**** Records for processing
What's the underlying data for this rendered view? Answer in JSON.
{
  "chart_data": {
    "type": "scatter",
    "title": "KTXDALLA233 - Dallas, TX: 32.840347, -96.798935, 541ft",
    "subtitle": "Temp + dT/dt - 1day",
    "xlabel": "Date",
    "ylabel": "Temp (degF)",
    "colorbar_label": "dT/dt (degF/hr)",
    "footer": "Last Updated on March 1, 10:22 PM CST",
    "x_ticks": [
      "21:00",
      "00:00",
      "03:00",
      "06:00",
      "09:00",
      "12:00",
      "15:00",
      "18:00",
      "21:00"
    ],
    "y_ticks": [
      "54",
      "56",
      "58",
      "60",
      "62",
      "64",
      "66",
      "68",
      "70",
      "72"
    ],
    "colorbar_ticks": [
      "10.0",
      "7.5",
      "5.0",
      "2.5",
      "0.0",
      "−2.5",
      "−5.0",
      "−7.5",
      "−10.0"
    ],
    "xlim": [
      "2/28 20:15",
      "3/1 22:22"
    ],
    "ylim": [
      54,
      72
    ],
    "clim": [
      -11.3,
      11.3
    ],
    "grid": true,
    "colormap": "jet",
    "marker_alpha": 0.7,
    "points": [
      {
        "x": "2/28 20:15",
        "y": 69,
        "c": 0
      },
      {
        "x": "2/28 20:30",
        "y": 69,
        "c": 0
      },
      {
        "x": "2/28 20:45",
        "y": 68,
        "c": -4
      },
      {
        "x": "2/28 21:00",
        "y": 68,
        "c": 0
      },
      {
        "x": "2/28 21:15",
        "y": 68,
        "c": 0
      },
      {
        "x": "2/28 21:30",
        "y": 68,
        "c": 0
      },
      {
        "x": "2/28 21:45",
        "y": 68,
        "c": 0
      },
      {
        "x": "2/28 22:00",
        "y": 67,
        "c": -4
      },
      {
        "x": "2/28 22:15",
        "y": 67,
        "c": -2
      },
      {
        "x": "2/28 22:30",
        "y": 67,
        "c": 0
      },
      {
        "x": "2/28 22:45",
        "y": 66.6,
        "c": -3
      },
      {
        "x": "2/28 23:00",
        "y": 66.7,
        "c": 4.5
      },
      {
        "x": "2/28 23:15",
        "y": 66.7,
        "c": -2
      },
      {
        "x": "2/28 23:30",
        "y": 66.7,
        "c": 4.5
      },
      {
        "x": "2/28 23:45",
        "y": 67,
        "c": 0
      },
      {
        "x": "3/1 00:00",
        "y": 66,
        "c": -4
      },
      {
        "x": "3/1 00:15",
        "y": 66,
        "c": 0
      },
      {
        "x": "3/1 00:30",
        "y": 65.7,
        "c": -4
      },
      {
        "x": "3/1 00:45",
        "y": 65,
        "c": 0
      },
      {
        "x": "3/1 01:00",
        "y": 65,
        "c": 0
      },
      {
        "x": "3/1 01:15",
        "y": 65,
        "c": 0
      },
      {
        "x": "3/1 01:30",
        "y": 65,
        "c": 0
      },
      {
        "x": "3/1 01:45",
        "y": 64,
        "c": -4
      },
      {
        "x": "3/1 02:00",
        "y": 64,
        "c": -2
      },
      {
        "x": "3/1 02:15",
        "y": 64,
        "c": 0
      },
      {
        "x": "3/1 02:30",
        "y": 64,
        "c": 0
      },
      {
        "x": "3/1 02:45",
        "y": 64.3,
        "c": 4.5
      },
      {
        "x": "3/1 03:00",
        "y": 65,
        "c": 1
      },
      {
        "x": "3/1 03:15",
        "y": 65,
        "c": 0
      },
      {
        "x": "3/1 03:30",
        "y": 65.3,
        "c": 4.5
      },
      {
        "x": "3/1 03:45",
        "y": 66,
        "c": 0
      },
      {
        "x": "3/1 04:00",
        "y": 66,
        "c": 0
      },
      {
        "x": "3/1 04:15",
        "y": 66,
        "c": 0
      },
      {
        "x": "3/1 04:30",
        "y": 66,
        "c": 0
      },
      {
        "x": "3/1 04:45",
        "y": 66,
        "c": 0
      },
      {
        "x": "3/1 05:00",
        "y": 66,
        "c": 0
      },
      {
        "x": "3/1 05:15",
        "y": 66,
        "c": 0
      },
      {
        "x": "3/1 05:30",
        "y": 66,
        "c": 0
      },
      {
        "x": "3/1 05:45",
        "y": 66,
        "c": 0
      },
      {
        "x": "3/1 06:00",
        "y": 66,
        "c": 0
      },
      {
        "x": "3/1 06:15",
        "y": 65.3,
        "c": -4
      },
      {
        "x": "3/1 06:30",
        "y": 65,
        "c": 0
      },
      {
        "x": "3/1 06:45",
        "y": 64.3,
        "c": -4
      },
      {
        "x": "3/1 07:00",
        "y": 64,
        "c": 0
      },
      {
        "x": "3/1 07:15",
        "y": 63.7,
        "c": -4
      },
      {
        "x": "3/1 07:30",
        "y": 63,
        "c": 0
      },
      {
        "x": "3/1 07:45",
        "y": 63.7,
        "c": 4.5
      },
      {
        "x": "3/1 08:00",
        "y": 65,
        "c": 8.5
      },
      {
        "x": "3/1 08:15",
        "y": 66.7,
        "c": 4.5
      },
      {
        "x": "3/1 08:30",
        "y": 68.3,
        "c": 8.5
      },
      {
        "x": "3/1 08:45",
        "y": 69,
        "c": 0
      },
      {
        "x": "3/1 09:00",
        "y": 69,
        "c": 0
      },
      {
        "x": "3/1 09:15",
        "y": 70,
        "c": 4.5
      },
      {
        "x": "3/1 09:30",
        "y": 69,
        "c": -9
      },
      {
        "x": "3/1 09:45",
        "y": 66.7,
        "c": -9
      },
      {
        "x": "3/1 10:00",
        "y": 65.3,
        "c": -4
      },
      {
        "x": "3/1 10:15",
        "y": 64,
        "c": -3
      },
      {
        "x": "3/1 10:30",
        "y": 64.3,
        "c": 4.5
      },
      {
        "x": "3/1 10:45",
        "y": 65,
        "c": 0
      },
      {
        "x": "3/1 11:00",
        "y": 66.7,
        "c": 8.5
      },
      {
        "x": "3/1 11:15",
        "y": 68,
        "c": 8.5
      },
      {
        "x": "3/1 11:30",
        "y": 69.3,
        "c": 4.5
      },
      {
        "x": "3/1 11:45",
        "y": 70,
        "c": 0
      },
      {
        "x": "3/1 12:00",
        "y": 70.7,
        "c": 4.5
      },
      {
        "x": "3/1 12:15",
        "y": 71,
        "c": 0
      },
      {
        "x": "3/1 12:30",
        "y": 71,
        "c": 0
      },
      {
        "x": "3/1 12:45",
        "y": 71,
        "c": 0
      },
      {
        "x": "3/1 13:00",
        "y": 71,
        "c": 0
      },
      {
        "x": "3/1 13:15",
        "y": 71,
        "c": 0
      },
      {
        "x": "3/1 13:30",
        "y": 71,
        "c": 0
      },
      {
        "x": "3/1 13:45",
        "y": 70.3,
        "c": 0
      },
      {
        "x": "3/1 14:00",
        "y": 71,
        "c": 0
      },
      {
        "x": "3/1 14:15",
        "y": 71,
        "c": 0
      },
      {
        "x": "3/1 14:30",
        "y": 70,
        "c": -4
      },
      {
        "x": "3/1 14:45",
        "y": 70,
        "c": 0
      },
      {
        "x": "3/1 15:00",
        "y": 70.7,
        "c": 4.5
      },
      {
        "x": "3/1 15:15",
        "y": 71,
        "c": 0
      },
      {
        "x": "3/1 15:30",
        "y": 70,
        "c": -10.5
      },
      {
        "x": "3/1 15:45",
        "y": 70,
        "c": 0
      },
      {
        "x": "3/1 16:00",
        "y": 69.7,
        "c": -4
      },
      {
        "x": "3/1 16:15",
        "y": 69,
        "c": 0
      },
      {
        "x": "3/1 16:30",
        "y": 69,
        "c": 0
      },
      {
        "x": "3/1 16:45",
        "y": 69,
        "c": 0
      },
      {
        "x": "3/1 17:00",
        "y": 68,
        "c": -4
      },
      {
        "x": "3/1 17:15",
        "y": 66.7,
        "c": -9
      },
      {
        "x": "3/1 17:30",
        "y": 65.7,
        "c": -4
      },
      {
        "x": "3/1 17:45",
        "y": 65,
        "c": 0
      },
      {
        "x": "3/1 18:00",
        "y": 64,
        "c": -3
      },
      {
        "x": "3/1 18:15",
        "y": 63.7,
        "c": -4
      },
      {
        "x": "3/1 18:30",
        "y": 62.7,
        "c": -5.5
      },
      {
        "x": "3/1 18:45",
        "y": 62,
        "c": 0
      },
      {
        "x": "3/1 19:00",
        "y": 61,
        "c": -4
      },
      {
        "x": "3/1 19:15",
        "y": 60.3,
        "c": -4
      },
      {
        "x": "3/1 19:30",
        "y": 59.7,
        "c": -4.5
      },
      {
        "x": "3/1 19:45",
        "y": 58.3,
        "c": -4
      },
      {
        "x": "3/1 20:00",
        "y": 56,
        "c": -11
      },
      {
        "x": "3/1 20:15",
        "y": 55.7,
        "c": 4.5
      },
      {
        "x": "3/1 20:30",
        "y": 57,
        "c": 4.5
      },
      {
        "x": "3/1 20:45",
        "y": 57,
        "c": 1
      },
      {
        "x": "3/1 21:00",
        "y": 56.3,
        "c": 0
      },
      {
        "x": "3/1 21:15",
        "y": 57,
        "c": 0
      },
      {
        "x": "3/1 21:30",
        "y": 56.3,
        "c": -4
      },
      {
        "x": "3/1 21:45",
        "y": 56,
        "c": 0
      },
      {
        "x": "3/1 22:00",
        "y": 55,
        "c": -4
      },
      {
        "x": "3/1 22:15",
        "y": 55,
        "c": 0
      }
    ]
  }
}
********
[Set exercise] Copy every line of the listing containing the string "Temp".

[Exercise solution]
    "subtitle": "Temp + dT/dt - 1day",
    "ylabel": "Temp (degF)",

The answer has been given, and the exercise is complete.